Short problem. Go through the listing beneath this task and return every line that carries the string "Basic".

─── Raw data

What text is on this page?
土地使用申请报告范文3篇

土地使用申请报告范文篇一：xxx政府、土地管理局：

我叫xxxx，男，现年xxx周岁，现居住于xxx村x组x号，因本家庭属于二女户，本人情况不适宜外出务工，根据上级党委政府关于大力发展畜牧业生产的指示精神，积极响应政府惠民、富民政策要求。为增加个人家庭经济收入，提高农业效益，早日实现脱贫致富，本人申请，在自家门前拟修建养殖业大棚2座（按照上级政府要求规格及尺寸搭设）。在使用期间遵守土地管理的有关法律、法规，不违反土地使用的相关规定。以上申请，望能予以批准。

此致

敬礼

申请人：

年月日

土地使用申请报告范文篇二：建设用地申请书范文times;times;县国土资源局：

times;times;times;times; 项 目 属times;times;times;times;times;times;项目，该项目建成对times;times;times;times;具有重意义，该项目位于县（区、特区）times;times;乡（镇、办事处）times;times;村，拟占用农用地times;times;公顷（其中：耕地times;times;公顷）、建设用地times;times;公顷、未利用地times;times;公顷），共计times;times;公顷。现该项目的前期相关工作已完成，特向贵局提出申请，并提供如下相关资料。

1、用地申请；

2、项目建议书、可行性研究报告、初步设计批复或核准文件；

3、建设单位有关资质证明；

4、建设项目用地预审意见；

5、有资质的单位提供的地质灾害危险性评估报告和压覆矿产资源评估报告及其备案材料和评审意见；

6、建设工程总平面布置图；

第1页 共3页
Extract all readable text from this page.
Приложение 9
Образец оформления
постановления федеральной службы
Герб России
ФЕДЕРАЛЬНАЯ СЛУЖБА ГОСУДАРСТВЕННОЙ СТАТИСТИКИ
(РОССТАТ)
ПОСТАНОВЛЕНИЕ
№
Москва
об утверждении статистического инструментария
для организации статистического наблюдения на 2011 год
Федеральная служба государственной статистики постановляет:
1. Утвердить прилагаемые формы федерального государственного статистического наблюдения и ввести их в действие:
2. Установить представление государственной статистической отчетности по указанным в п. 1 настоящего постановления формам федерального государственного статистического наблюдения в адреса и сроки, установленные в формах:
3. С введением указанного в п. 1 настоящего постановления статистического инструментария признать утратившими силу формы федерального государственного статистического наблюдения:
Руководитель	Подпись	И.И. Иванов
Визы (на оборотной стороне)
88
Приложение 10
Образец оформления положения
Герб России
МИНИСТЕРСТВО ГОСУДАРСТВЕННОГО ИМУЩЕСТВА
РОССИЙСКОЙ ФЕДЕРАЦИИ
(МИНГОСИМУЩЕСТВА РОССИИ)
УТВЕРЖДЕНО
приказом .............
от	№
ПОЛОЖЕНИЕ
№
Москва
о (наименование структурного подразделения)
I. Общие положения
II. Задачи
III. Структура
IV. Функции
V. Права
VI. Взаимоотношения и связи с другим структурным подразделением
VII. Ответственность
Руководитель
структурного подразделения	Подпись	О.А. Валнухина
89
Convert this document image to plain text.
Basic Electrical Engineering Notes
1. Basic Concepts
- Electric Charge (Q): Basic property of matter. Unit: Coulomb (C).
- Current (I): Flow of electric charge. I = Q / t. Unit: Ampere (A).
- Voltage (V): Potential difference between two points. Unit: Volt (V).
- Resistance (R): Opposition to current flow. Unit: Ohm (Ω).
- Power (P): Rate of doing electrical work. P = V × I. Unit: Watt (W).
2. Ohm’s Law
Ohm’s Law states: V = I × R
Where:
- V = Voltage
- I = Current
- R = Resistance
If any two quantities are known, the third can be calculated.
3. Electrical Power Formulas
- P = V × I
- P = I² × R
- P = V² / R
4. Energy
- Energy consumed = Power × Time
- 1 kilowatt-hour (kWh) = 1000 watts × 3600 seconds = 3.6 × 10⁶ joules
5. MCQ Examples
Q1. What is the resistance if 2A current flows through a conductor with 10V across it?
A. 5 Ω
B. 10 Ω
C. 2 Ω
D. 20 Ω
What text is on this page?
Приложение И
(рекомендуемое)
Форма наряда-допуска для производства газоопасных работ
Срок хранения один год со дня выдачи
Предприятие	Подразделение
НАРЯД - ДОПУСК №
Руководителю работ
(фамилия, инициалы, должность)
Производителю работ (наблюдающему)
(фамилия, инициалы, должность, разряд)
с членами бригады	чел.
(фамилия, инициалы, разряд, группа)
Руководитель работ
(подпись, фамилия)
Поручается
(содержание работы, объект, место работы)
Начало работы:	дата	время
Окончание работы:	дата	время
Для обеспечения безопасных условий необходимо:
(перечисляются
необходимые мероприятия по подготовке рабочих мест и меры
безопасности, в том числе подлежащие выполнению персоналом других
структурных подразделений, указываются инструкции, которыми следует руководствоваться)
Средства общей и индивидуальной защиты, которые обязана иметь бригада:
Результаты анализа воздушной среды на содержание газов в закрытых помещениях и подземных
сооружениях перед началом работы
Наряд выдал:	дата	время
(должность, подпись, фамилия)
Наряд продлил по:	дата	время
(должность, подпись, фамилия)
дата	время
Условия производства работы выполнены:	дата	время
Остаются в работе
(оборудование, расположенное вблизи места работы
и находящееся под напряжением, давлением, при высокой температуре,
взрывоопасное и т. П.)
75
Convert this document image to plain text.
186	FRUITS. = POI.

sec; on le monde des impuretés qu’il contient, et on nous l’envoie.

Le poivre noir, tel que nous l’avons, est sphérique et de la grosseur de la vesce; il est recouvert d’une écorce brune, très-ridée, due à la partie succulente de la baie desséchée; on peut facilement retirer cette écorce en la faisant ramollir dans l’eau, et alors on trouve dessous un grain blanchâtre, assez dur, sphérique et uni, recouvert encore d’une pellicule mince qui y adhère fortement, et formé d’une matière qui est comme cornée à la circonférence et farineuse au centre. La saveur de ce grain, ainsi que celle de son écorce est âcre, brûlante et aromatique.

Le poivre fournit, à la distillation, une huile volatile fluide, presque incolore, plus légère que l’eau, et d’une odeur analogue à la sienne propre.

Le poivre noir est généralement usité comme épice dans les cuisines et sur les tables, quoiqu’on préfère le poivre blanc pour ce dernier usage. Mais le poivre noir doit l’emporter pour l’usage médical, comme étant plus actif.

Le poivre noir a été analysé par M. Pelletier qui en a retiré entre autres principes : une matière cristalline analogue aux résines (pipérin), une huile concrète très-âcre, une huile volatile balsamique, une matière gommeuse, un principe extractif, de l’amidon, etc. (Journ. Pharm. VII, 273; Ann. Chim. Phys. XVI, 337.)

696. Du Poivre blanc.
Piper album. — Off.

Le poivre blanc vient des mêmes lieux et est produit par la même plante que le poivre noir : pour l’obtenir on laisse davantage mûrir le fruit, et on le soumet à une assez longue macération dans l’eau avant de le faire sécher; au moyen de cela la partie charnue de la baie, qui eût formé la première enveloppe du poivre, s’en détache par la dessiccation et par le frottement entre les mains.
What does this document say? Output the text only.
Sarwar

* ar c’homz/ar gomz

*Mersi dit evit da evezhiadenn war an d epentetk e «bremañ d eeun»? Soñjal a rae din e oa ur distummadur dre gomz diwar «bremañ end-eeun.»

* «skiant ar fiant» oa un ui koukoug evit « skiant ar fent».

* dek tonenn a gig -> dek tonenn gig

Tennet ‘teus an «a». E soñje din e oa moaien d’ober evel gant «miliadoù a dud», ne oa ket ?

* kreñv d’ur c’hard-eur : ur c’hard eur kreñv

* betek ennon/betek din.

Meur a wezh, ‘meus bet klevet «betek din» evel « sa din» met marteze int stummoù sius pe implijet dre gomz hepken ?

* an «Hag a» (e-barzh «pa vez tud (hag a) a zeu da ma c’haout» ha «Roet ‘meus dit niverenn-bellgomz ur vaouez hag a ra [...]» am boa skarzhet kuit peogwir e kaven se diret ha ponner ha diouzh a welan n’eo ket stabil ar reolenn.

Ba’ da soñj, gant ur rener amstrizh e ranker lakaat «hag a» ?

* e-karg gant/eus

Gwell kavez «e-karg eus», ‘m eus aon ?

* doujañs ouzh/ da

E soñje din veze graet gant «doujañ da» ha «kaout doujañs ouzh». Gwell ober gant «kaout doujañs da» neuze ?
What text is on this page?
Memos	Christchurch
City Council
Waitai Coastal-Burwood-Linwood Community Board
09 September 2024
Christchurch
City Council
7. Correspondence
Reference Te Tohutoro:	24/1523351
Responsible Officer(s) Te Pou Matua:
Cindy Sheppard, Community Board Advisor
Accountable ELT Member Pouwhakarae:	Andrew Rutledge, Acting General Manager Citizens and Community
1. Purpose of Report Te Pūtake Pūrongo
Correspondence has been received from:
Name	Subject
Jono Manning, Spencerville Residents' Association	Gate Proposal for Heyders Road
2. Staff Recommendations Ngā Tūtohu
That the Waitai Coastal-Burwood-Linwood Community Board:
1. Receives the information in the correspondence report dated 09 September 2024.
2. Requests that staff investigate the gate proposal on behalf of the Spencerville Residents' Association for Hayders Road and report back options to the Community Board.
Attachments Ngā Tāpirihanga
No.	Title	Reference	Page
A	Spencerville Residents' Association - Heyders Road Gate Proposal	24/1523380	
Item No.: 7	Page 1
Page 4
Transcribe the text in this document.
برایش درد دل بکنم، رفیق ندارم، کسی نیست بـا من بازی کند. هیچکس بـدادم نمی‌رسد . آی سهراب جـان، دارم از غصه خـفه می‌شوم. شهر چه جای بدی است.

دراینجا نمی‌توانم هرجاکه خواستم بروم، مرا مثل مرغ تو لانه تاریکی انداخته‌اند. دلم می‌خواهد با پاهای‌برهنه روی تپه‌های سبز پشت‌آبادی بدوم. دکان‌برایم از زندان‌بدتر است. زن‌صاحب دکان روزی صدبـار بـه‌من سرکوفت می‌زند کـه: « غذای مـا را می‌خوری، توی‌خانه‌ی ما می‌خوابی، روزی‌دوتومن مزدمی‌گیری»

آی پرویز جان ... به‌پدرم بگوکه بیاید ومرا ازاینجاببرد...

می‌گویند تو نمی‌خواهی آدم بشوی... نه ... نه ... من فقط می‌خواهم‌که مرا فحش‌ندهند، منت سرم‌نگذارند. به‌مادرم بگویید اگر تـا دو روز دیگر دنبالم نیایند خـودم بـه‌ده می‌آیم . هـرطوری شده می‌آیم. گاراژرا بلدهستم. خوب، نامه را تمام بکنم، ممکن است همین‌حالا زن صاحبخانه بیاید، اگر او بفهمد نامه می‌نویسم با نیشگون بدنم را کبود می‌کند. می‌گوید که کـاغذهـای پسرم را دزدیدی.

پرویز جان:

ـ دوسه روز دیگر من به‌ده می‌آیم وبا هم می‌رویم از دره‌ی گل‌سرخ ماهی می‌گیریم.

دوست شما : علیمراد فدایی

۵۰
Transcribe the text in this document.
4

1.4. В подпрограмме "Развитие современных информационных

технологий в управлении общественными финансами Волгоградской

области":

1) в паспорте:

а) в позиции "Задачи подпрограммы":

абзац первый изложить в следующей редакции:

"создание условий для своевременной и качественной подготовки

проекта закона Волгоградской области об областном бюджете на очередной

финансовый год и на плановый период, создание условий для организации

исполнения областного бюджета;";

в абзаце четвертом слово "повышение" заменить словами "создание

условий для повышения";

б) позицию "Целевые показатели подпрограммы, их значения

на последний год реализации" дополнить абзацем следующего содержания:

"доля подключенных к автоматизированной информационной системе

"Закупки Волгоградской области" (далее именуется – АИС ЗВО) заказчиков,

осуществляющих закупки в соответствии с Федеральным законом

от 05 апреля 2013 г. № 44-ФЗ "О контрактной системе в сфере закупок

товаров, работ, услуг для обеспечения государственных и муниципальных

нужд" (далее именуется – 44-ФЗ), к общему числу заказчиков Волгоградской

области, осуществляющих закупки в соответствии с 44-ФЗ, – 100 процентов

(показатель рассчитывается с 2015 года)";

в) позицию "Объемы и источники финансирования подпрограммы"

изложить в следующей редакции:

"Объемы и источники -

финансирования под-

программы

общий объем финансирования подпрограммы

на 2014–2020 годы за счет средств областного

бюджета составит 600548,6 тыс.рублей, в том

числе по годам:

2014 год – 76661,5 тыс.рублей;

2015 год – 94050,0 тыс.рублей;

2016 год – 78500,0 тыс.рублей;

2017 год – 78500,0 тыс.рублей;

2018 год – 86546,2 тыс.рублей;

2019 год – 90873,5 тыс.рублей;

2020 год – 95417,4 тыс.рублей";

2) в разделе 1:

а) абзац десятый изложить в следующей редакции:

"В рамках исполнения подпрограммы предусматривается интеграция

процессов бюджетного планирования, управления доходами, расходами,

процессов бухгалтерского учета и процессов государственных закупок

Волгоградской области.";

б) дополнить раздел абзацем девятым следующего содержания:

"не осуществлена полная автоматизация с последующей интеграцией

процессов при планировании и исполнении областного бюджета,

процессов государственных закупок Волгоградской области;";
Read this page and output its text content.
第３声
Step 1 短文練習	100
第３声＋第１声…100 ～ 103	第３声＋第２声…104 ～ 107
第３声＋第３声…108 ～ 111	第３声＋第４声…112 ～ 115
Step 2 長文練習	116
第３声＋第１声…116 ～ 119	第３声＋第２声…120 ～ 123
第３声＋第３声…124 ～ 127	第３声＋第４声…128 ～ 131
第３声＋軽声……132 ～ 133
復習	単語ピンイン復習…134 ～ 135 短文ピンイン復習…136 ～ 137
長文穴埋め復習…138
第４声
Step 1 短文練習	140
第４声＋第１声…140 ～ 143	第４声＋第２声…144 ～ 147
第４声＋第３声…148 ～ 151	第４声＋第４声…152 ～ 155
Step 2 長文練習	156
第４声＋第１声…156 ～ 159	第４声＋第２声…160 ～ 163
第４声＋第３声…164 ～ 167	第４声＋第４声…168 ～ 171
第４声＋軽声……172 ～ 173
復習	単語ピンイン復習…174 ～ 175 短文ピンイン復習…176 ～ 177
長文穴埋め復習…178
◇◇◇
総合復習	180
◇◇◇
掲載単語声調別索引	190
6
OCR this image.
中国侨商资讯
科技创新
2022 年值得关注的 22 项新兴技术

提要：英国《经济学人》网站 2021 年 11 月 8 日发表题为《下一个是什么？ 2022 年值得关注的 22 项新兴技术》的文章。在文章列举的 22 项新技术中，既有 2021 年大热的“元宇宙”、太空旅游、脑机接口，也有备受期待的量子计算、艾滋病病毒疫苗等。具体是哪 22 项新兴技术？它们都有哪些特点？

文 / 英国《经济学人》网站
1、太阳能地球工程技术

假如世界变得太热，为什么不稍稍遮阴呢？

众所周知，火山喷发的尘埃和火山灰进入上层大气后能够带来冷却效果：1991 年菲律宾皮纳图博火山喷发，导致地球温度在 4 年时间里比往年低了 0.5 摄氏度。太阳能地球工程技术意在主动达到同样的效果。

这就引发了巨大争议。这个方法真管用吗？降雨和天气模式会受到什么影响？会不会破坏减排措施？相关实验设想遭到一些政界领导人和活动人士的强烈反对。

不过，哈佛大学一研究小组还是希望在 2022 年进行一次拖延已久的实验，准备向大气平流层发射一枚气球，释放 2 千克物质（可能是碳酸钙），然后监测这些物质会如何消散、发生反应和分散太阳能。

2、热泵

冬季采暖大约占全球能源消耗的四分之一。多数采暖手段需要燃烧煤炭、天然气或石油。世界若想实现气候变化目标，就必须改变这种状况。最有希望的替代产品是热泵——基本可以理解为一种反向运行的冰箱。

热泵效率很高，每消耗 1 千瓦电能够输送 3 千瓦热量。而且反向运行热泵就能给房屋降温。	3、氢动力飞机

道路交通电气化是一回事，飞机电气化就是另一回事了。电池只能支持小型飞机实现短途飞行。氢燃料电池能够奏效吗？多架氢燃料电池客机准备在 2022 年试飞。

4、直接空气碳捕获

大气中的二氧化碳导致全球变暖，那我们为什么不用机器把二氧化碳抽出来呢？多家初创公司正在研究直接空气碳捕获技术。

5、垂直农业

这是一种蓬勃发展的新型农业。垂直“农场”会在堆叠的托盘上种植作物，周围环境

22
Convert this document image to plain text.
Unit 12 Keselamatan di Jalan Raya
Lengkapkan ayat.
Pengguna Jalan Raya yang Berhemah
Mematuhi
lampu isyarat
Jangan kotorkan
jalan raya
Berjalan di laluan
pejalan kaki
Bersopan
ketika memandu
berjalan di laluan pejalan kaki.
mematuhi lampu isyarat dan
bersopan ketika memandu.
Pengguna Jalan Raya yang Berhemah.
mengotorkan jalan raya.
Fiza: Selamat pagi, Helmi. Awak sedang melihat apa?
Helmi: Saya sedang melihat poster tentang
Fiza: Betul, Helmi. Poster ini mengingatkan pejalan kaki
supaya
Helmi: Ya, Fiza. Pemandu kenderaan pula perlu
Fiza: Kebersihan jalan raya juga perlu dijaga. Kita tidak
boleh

──────

Solution to this task.
Basic Electrical Engineering Notes
1. Basic Concepts
- Electric Charge (Q): Basic property of matter. Unit: Coulomb (C).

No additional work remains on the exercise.